- **TASK TO COMPLETE**:
Carry none of the pictures over; write out the complete data exactly.
****************
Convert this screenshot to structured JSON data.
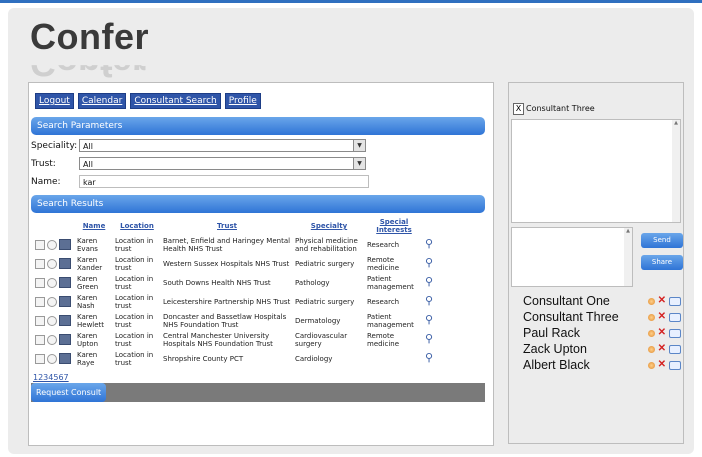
{
  "app": {
    "logo_text": "Confer"
  },
  "nav": [
    "Logout",
    "Calendar",
    "Consultant Search",
    "Profile"
  ],
  "search_params": {
    "title": "Search Parameters",
    "speciality_label": "Speciality:",
    "speciality_value": "All",
    "trust_label": "Trust:",
    "trust_value": "All",
    "name_label": "Name:",
    "name_value": "kar"
  },
  "results": {
    "title": "Search Results",
    "columns": [
      "Name",
      "Location",
      "Trust",
      "Specialty",
      "Special Interests"
    ],
    "rows": [
      {
        "name": "Karen Evans",
        "location": "Location in trust",
        "trust": "Barnet, Enfield and Haringey Mental Health NHS Trust",
        "specialty": "Physical medicine and rehabilitation",
        "interests": "Research"
      },
      {
        "name": "Karen Xander",
        "location": "Location in trust",
        "trust": "Western Sussex Hospitals NHS Trust",
        "specialty": "Pediatric surgery",
        "interests": "Remote medicine"
      },
      {
        "name": "Karen Green",
        "location": "Location in trust",
        "trust": "South Downs Health NHS Trust",
        "specialty": "Pathology",
        "interests": "Patient management"
      },
      {
        "name": "Karen Nash",
        "location": "Location in trust",
        "trust": "Leicestershire Partnership NHS Trust",
        "specialty": "Pediatric surgery",
        "interests": "Research"
      },
      {
        "name": "Karen Hewlett",
        "location": "Location in trust",
        "trust": "Doncaster and Bassetlaw Hospitals NHS Foundation Trust",
        "specialty": "Dermatology",
        "interests": "Patient management"
      },
      {
        "name": "Karen Upton",
        "location": "Location in trust",
        "trust": "Central Manchester University Hospitals NHS Foundation Trust",
        "specialty": "Cardiovascular surgery",
        "interests": "Remote medicine"
      },
      {
        "name": "Karen Raye",
        "location": "Location in trust",
        "trust": "Shropshire County PCT",
        "specialty": "Cardiology",
        "interests": ""
      }
    ],
    "pagination": "1234567",
    "request_button": "Request Consult"
  },
  "chat": {
    "close_label": "X",
    "title": "Consultant Three",
    "send_label": "Send",
    "share_label": "Share"
  },
  "consultants": [
    "Consultant One",
    "Consultant Three",
    "Paul Rack",
    "Zack Upton",
    "Albert Black"
  ]
}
****************
- **REPLY TO THE EXERCISE**:
Convert this screenshot to structured JSON data.
{
  "app": {
    "logo_text": "Confer"
  },
  "nav": [
    "Logout",
    "Calendar",
    "Consultant Search",
    "Profile"
  ],
  "search_params": {
    "title": "Search Parameters",
    "speciality_label": "Speciality:",
    "speciality_value": "All",
    "trust_label": "Trust:",
    "trust_value": "All",
    "name_label": "Name:",
    "name_value": "kar"
  },
  "results": {
    "title": "Search Results",
    "columns": [
      "Name",
      "Location",
      "Trust",
      "Specialty",
      "Special Interests"
    ],
    "rows": [
      {
        "name": "Karen Evans",
        "location": "Location in trust",
        "trust": "Barnet, Enfield and Haringey Mental Health NHS Trust",
        "specialty": "Physical medicine and rehabilitation",
        "interests": "Research"
      },
      {
        "name": "Karen Xander",
        "location": "Location in trust",
        "trust": "Western Sussex Hospitals NHS Trust",
        "specialty": "Pediatric surgery",
        "interests": "Remote medicine"
      },
      {
        "name": "Karen Green",
        "location": "Location in trust",
        "trust": "South Downs Health NHS Trust",
        "specialty": "Pathology",
        "interests": "Patient management"
      },
      {
        "name": "Karen Nash",
        "location": "Location in trust",
        "trust": "Leicestershire Partnership NHS Trust",
        "specialty": "Pediatric surgery",
        "interests": "Research"
      },
      {
        "name": "Karen Hewlett",
        "location": "Location in trust",
        "trust": "Doncaster and Bassetlaw Hospitals NHS Foundation Trust",
        "specialty": "Dermatology",
        "interests": "Patient management"
      },
      {
        "name": "Karen Upton",
        "location": "Location in trust",
        "trust": "Central Manchester University Hospitals NHS Foundation Trust",
        "specialty": "Cardiovascular surgery",
        "interests": "Remote medicine"
      },
      {
        "name": "Karen Raye",
        "location": "Location in trust",
        "trust": "Shropshire County PCT",
        "specialty": "Cardiology",
        "interests": ""
      }
    ],
    "pagination": "1234567",
    "request_button": "Request Consult"
  },
  "chat": {
    "close_label": "X",
    "title": "Consultant Three",
    "send_label": "Send",
    "share_label": "Share"
  },
  "consultants": [
    "Consultant One",
    "Consultant Three",
    "Paul Rack",
    "Zack Upton",
    "Albert Black"
  ]
}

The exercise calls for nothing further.